Challenge :: Every record below is to be retyped exactly.

Extracted data entries:
□ □ □ □ □ □ □

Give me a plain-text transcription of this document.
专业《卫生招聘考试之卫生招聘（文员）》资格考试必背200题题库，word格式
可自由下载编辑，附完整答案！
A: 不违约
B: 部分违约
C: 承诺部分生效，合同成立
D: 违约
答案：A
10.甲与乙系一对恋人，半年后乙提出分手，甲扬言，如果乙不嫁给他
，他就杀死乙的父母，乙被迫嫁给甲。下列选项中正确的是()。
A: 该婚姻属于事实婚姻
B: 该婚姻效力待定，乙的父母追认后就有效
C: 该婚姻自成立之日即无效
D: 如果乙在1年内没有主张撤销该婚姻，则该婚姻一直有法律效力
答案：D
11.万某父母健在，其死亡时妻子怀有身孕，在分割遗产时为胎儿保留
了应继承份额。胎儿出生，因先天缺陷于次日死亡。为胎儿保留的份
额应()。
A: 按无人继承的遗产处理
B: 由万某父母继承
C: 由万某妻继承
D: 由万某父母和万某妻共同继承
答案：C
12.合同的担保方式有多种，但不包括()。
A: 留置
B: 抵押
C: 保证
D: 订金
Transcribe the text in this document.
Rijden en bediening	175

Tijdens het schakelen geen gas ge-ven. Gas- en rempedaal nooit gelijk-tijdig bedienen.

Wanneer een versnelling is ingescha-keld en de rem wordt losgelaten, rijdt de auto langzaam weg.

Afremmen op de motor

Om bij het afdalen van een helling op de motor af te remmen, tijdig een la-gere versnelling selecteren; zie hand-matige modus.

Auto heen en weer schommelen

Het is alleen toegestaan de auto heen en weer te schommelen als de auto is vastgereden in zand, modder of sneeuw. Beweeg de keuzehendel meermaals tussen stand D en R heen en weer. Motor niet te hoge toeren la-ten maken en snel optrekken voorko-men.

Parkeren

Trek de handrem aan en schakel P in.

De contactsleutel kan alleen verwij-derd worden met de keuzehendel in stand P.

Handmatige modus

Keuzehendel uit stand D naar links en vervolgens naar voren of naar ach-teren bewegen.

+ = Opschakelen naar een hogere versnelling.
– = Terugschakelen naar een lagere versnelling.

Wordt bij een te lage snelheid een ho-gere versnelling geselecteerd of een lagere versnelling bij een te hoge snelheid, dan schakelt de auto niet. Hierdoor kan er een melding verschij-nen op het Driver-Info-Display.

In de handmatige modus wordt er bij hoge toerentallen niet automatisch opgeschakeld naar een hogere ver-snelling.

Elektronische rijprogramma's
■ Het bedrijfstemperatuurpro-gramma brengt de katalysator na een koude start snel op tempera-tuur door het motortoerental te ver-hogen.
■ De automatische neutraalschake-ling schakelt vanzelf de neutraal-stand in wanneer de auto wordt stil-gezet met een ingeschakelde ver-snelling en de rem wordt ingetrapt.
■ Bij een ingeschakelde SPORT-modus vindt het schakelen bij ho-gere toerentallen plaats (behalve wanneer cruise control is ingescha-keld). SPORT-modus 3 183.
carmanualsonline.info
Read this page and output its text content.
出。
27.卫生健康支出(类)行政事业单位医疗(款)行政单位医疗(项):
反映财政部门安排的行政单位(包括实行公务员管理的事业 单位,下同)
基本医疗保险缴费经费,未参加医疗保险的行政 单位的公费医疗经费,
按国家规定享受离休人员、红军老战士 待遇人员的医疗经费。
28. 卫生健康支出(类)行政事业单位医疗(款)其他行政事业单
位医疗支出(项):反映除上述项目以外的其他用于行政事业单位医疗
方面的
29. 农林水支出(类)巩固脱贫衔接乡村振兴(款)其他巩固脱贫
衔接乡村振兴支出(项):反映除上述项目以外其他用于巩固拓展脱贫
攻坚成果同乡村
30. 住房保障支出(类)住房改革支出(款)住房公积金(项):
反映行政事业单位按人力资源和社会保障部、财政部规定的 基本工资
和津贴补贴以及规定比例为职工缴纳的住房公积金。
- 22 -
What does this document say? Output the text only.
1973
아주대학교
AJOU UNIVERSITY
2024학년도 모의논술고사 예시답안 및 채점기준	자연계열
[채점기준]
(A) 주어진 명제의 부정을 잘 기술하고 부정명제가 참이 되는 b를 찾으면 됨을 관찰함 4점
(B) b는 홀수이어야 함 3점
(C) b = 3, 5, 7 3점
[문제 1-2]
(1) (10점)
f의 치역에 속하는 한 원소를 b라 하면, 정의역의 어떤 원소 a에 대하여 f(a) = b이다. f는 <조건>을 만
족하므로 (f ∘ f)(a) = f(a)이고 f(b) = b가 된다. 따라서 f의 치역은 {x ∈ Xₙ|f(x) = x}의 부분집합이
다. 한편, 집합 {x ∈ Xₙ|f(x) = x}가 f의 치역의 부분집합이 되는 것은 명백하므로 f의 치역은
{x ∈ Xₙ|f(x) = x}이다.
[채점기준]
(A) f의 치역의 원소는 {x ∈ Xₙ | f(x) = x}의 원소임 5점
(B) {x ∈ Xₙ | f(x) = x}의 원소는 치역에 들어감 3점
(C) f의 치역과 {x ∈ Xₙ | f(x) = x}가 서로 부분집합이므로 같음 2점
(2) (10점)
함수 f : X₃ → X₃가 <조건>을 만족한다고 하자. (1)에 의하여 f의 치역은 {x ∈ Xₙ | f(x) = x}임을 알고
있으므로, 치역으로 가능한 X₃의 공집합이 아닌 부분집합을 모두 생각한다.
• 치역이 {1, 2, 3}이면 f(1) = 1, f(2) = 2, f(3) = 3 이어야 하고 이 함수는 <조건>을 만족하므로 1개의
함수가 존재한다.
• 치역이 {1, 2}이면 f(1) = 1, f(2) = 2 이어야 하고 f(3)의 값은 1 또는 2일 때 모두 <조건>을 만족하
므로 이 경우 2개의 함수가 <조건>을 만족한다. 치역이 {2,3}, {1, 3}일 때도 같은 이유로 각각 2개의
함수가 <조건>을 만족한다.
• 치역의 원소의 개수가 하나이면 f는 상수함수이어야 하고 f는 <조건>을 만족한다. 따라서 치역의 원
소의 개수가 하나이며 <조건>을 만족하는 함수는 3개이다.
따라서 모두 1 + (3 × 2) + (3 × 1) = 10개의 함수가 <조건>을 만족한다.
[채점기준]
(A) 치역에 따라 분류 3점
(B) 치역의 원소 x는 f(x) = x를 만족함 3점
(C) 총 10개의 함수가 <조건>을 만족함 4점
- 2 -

□ □ □ □ □ □ □

Correct result ::
Give me a plain-text transcription of this document.
专业《卫生招聘考试之卫生招聘（文员）》资格考试必背200题题库，word格式
可自由下载编辑，附完整答案！
A: 不违约
B: 部分违约
C: 承诺部分生效，合同成立
D: 违约
答案：A
10.甲与乙系一对恋人，半年后乙提出分手，甲扬言，如果乙不嫁给他
，他就杀死乙的父母，乙被迫嫁给甲。下列选项中正确的是()。
A: 该婚姻属于事实婚姻
B: 该婚姻效力待定，乙的父母追认后就有效
C: 该婚姻自成立之日即无效
D: 如果乙在1年内没有主张撤销该婚姻，则该婚姻一直有法律效力
答案：D
11.万某父母健在，其死亡时妻子怀有身孕，在分割遗产时为胎儿保留
了应继承份额。胎儿出生，因先天缺陷于次日死亡。为胎儿保留的份
额应()。
A: 按无人继承的遗产处理
B: 由万某父母继承
C: 由万某妻继承
D: 由万某父母和万某妻共同继承
答案：C
12.合同的担保方式有多种，但不包括()。
A: 留置
B: 抵押
C: 保证
D: 订金
Transcribe the text in this document.
Rijden en bediening	175

Tijdens het schakelen geen gas ge-ven. Gas- en rempedaal nooit gelijk-tijdig bedienen.

Wanneer een versnelling is ingescha-keld en de rem wordt losgelaten, rijdt de auto langzaam weg.

Afremmen op de motor

Om bij het afdalen van een helling op de motor af te remmen, tijdig een la-gere versnelling selecteren; zie hand-matige modus.

Auto heen en weer schommelen

Het is alleen toegestaan de auto heen en weer te schommelen als de auto is vastgereden in zand, modder of sneeuw. Beweeg de keuzehendel meermaals tussen stand D en R heen en weer. Motor niet te hoge toeren la-ten maken en snel optrekken voorko-men.

Parkeren

Trek de handrem aan en schakel P in.

De contactsleutel kan alleen verwij-derd worden met de keuzehendel in stand P.

Handmatige modus

Keuzehendel uit stand D naar links en vervolgens naar voren of naar ach-teren bewegen.

+ = Opschakelen naar een hogere versnelling.
– = Terugschakelen naar een lagere versnelling.

Wordt bij een te lage snelheid een ho-gere versnelling geselecteerd of een lagere versnelling bij een te hoge snelheid, dan schakelt de auto niet. Hierdoor kan er een melding verschij-nen op het Driver-Info-Display.

In de handmatige modus wordt er bij hoge toerentallen niet automatisch opgeschakeld naar een hogere ver-snelling.

Elektronische rijprogramma's
■ Het bedrijfstemperatuurpro-gramma brengt de katalysator na een koude start snel op tempera-tuur door het motortoerental te ver-hogen.
■ De automatische neutraalschake-ling schakelt vanzelf de neutraal-stand in wanneer de auto wordt stil-gezet met een ingeschakelde ver-snelling en de rem wordt ingetrapt.
■ Bij een ingeschakelde SPORT-modus vindt het schakelen bij ho-gere toerentallen plaats (behalve wanneer cruise control is ingescha-keld). SPORT-modus 3 183.
carmanualsonline.info
Read this page and output its text content.
出。
27.卫生健康支出(类)行政事业单位医疗(款)行政单位医疗(项):
反映财政部门安排的行政单位(包括实行公务员管理的事业 单位,下同)
基本医疗保险缴费经费,未参加医疗保险的行政 单位的公费医疗经费,
按国家规定享受离休人员、红军老战士 待遇人员的医疗经费。
28. 卫生健康支出(类)行政事业单位医疗(款)其他行政事业单
位医疗支出(项):反映除上述项目以外的其他用于行政事业单位医疗
方面的
29. 农林水支出(类)巩固脱贫衔接乡村振兴(款)其他巩固脱贫
衔接乡村振兴支出(项):反映除上述项目以外其他用于巩固拓展脱贫
攻坚成果同乡村
30. 住房保障支出(类)住房改革支出(款)住房公积金(项):
反映行政事业单位按人力资源和社会保障部、财政部规定的 基本工资
和津贴补贴以及规定比例为职工缴纳的住房公积金。
- 22 -
What does this document say? Output the text only.
1973
아주대학교
AJOU UNIVERSITY
2024학년도 모의논술고사 예시답안 및 채점기준	자연계열
[채점기준]
(A) 주어진 명제의 부정을 잘 기술하고 부정명제가 참이 되는 b를 찾으면 됨을 관찰함 4점
(B) b는 홀수이어야 함 3점
(C) b = 3, 5, 7 3점
[문제 1-2]
(1) (10점)
f의 치역에 속하는 한 원소를 b라 하면, 정의역의 어떤 원소 a에 대하여 f(a) = b이다. f는 <조건>을 만
족하므로 (f ∘ f)(a) = f(a)이고 f(b) = b가 된다. 따라서 f의 치역은 {x ∈ Xₙ|f(x) = x}의 부분집합이
다. 한편, 집합 {x ∈ Xₙ|f(x) = x}가 f의 치역의 부분집합이 되는 것은 명백하므로 f의 치역은
{x ∈ Xₙ|f(x) = x}이다.
[채점기준]
(A) f의 치역의 원소는 {x ∈ Xₙ | f(x) = x}의 원소임 5점
(B) {x ∈ Xₙ | f(x) = x}의 원소는 치역에 들어감 3점
(C) f의 치역과 {x ∈ Xₙ | f(x) = x}가 서로 부분집합이므로 같음 2점
(2) (10점)
함수 f : X₃ → X₃가 <조건>을 만족한다고 하자. (1)에 의하여 f의 치역은 {x ∈ Xₙ | f(x) = x}임을 알고
있으므로, 치역으로 가능한 X₃의 공집합이 아닌 부분집합을 모두 생각한다.
• 치역이 {1, 2, 3}이면 f(1) = 1, f(2) = 2, f(3) = 3 이어야 하고 이 함수는 <조건>을 만족하므로 1개의
함수가 존재한다.
• 치역이 {1, 2}이면 f(1) = 1, f(2) = 2 이어야 하고 f(3)의 값은 1 또는 2일 때 모두 <조건>을 만족하
므로 이 경우 2개의 함수가 <조건>을 만족한다. 치역이 {2,3}, {1, 3}일 때도 같은 이유로 각각 2개의
함수가 <조건>을 만족한다.
• 치역의 원소의 개수가 하나이면 f는 상수함수이어야 하고 f는 <조건>을 만족한다. 따라서 치역의 원
소의 개수가 하나이며 <조건>을 만족하는 함수는 3개이다.
따라서 모두 1 + (3 × 2) + (3 × 1) = 10개의 함수가 <조건>을 만족한다.
[채점기준]
(A) 치역에 따라 분류 3점
(B) 치역의 원소 x는 f(x) = x를 만족함 3점
(C) 총 10개의 함수가 <조건>을 만족함 4점
- 2 -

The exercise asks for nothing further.